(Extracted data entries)

"""

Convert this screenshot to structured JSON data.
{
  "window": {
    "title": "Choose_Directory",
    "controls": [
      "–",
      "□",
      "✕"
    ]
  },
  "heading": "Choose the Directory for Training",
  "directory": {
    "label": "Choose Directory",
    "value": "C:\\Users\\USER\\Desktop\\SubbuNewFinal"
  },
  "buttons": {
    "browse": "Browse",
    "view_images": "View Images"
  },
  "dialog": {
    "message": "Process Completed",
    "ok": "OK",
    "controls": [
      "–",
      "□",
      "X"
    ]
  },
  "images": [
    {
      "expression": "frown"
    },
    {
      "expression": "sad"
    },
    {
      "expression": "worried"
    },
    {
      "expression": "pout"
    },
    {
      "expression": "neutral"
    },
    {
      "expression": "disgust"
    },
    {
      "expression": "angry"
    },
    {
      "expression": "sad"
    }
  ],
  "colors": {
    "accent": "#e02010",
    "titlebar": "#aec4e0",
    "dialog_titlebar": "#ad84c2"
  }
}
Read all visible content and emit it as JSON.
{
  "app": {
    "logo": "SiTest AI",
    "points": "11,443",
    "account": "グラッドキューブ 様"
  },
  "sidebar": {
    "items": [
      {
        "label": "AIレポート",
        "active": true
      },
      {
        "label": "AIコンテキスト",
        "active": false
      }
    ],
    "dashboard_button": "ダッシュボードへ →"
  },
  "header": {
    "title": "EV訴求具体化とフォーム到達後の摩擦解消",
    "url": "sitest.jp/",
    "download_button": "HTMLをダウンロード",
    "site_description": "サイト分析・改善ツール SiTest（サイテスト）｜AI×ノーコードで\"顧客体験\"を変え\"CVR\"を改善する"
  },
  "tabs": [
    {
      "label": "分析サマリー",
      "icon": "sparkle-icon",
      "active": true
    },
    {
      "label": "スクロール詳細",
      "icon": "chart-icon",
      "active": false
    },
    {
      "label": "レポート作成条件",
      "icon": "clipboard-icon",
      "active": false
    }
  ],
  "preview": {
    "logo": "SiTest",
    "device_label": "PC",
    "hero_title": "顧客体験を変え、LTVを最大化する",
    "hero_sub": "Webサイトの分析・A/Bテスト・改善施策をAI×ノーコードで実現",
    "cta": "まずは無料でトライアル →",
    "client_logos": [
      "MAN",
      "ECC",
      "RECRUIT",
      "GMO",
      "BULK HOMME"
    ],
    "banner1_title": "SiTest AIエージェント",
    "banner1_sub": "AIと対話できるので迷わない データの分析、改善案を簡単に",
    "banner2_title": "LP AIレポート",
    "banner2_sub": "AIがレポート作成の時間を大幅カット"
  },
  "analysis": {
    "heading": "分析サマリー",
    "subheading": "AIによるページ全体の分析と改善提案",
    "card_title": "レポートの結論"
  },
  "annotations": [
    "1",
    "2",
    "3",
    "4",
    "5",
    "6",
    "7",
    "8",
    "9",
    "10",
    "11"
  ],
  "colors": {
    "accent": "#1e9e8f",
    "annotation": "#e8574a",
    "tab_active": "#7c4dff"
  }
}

"""

§ **What is needed**
State, as a bare number, how many lines of the listing hold the word "AIレポート".

§ **Result of this exercise**
2